▸ **What you should do**
Could you transcribe every record below exactly as written, leaving out any pictures?

Figure record extracts:
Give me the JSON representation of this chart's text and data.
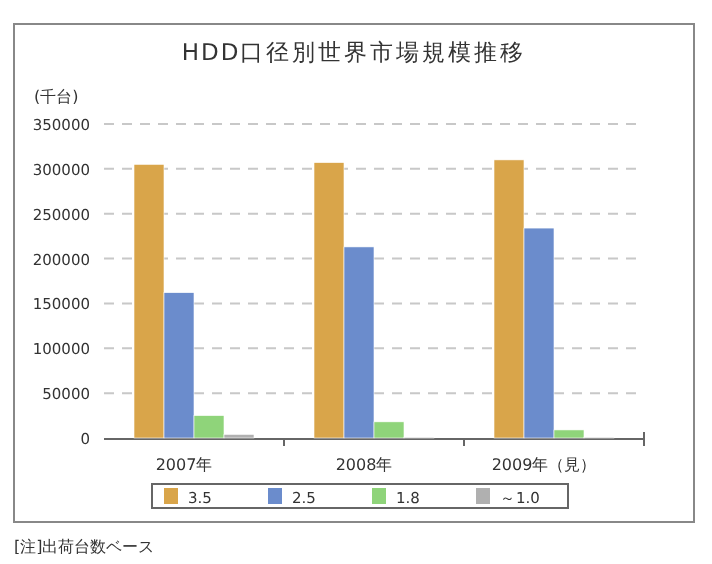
{
  "chart_data": {
    "type": "bar",
    "title": "HDD口径別世界市場規模推移",
    "ylabel": "(千台)",
    "categories": [
      "2007年",
      "2008年",
      "2009年（見）"
    ],
    "series": [
      {
        "name": "3.5",
        "color": "#d9a54a",
        "values": [
          305000,
          307000,
          310000
        ]
      },
      {
        "name": "2.5",
        "color": "#6b8ccc",
        "values": [
          162000,
          213000,
          234000
        ]
      },
      {
        "name": "1.8",
        "color": "#8fd47a",
        "values": [
          25000,
          18000,
          9000
        ]
      },
      {
        "name": "～1.0",
        "color": "#b0b0b0",
        "values": [
          4000,
          1000,
          1000
        ]
      }
    ],
    "ylim": [
      0,
      350000
    ],
    "yticks": [
      0,
      50000,
      100000,
      150000,
      200000,
      250000,
      300000,
      350000
    ],
    "grid": "y",
    "legend": "bottom",
    "annotations": [
      "[注]出荷台数ベース"
    ]
  }
}
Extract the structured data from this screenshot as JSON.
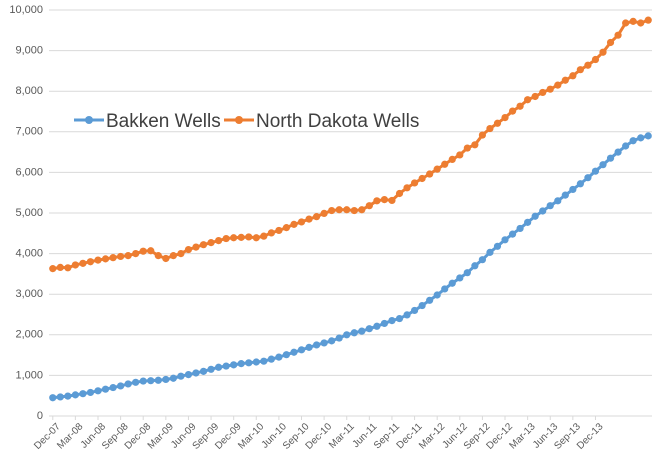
{
  "chart_data": {
    "type": "line",
    "title": "",
    "xlabel": "",
    "ylabel": "",
    "ylim": [
      0,
      10000
    ],
    "grid": true,
    "legend_placement": "upper-left",
    "y_ticks": [
      "0",
      "1,000",
      "2,000",
      "3,000",
      "4,000",
      "5,000",
      "6,000",
      "7,000",
      "8,000",
      "9,000",
      "10,000"
    ],
    "x_tick_labels": [
      "Dec-07",
      "Mar-08",
      "Jun-08",
      "Sep-08",
      "Dec-08",
      "Mar-09",
      "Jun-09",
      "Sep-09",
      "Dec-09",
      "Mar-10",
      "Jun-10",
      "Sep-10",
      "Dec-10",
      "Mar-11",
      "Jun-11",
      "Sep-11",
      "Dec-11",
      "Mar-12",
      "Jun-12",
      "Sep-12",
      "Dec-12",
      "Mar-13",
      "Jun-13",
      "Sep-13",
      "Dec-13"
    ],
    "x_first_month": "Dec-07",
    "x_last_month": "Feb-14",
    "series": [
      {
        "name": "Bakken Wells",
        "color": "#5B9BD5",
        "values": [
          450,
          470,
          490,
          520,
          550,
          580,
          620,
          660,
          700,
          740,
          790,
          830,
          860,
          870,
          880,
          900,
          930,
          980,
          1020,
          1060,
          1100,
          1150,
          1200,
          1230,
          1260,
          1290,
          1310,
          1330,
          1350,
          1400,
          1450,
          1510,
          1570,
          1630,
          1690,
          1750,
          1800,
          1850,
          1920,
          2000,
          2050,
          2090,
          2150,
          2210,
          2280,
          2350,
          2400,
          2490,
          2600,
          2720,
          2850,
          2980,
          3130,
          3270,
          3400,
          3530,
          3700,
          3850,
          4030,
          4180,
          4340,
          4480,
          4620,
          4770,
          4920,
          5050,
          5180,
          5300,
          5440,
          5580,
          5720,
          5870,
          6030,
          6190,
          6350,
          6500,
          6650,
          6780,
          6850,
          6900
        ]
      },
      {
        "name": "North Dakota Wells",
        "color": "#ED7D31",
        "values": [
          3630,
          3660,
          3650,
          3720,
          3760,
          3800,
          3840,
          3870,
          3900,
          3930,
          3950,
          4000,
          4060,
          4070,
          3950,
          3880,
          3950,
          4000,
          4100,
          4160,
          4220,
          4270,
          4320,
          4370,
          4390,
          4400,
          4410,
          4390,
          4430,
          4510,
          4570,
          4640,
          4720,
          4780,
          4850,
          4910,
          4990,
          5060,
          5080,
          5080,
          5060,
          5080,
          5180,
          5300,
          5330,
          5310,
          5480,
          5620,
          5740,
          5850,
          5960,
          6080,
          6200,
          6320,
          6430,
          6600,
          6680,
          6920,
          7080,
          7210,
          7350,
          7510,
          7630,
          7790,
          7870,
          7970,
          8050,
          8150,
          8270,
          8380,
          8530,
          8640,
          8780,
          8960,
          9200,
          9380,
          9680,
          9720,
          9680,
          9750
        ]
      }
    ]
  }
}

▸ **Finished exercise**
Give me the JSON representation of this chart's text and data.
{
  "chart_data": {
    "type": "bar",
    "title": "HDD口径別世界市場規模推移",
    "ylabel": "(千台)",
    "categories": [
      "2007年",
      "2008年",
      "2009年（見）"
    ],
    "series": [
      {
        "name": "3.5",
        "color": "#d9a54a",
        "values": [
          305000,
          307000,
          310000
        ]
      },
      {
        "name": "2.5",
        "color": "#6b8ccc",
        "values": [
          162000,
          213000,
          234000
        ]
      },
      {
        "name": "1.8",
        "color": "#8fd47a",
        "values": [
          25000,
          18000,
          9000
        ]
      },
      {
        "name": "～1.0",
        "color": "#b0b0b0",
        "values": [
          4000,
          1000,
          1000
        ]
      }
    ],
    "ylim": [
      0,
      350000
    ],
    "yticks": [
      0,
      50000,
      100000,
      150000,
      200000,
      250000,
      300000,
      350000
    ],
    "grid": "y",
    "legend": "bottom",
    "annotations": [
      "[注]出荷台数ベース"
    ]
  }
}
Extract the structured data from this screenshot as JSON.
{
  "chart_data": {
    "type": "line",
    "title": "",
    "xlabel": "",
    "ylabel": "",
    "ylim": [
      0,
      10000
    ],
    "grid": true,
    "legend_placement": "upper-left",
    "y_ticks": [
      "0",
      "1,000",
      "2,000",
      "3,000",
      "4,000",
      "5,000",
      "6,000",
      "7,000",
      "8,000",
      "9,000",
      "10,000"
    ],
    "x_tick_labels": [
      "Dec-07",
      "Mar-08",
      "Jun-08",
      "Sep-08",
      "Dec-08",
      "Mar-09",
      "Jun-09",
      "Sep-09",
      "Dec-09",
      "Mar-10",
      "Jun-10",
      "Sep-10",
      "Dec-10",
      "Mar-11",
      "Jun-11",
      "Sep-11",
      "Dec-11",
      "Mar-12",
      "Jun-12",
      "Sep-12",
      "Dec-12",
      "Mar-13",
      "Jun-13",
      "Sep-13",
      "Dec-13"
    ],
    "x_first_month": "Dec-07",
    "x_last_month": "Feb-14",
    "series": [
      {
        "name": "Bakken Wells",
        "color": "#5B9BD5",
        "values": [
          450,
          470,
          490,
          520,
          550,
          580,
          620,
          660,
          700,
          740,
          790,
          830,
          860,
          870,
          880,
          900,
          930,
          980,
          1020,
          1060,
          1100,
          1150,
          1200,
          1230,
          1260,
          1290,
          1310,
          1330,
          1350,
          1400,
          1450,
          1510,
          1570,
          1630,
          1690,
          1750,
          1800,
          1850,
          1920,
          2000,
          2050,
          2090,
          2150,
          2210,
          2280,
          2350,
          2400,
          2490,
          2600,
          2720,
          2850,
          2980,
          3130,
          3270,
          3400,
          3530,
          3700,
          3850,
          4030,
          4180,
          4340,
          4480,
          4620,
          4770,
          4920,
          5050,
          5180,
          5300,
          5440,
          5580,
          5720,
          5870,
          6030,
          6190,
          6350,
          6500,
          6650,
          6780,
          6850,
          6900
        ]
      },
      {
        "name": "North Dakota Wells",
        "color": "#ED7D31",
        "values": [
          3630,
          3660,
          3650,
          3720,
          3760,
          3800,
          3840,
          3870,
          3900,
          3930,
          3950,
          4000,
          4060,
          4070,
          3950,
          3880,
          3950,
          4000,
          4100,
          4160,
          4220,
          4270,
          4320,
          4370,
          4390,
          4400,
          4410,
          4390,
          4430,
          4510,
          4570,
          4640,
          4720,
          4780,
          4850,
          4910,
          4990,
          5060,
          5080,
          5080,
          5060,
          5080,
          5180,
          5300,
          5330,
          5310,
          5480,
          5620,
          5740,
          5850,
          5960,
          6080,
          6200,
          6320,
          6430,
          6600,
          6680,
          6920,
          7080,
          7210,
          7350,
          7510,
          7630,
          7790,
          7870,
          7970,
          8050,
          8150,
          8270,
          8380,
          8530,
          8640,
          8780,
          8960,
          9200,
          9380,
          9680,
          9720,
          9680,
          9750
        ]
      }
    ]
  }
}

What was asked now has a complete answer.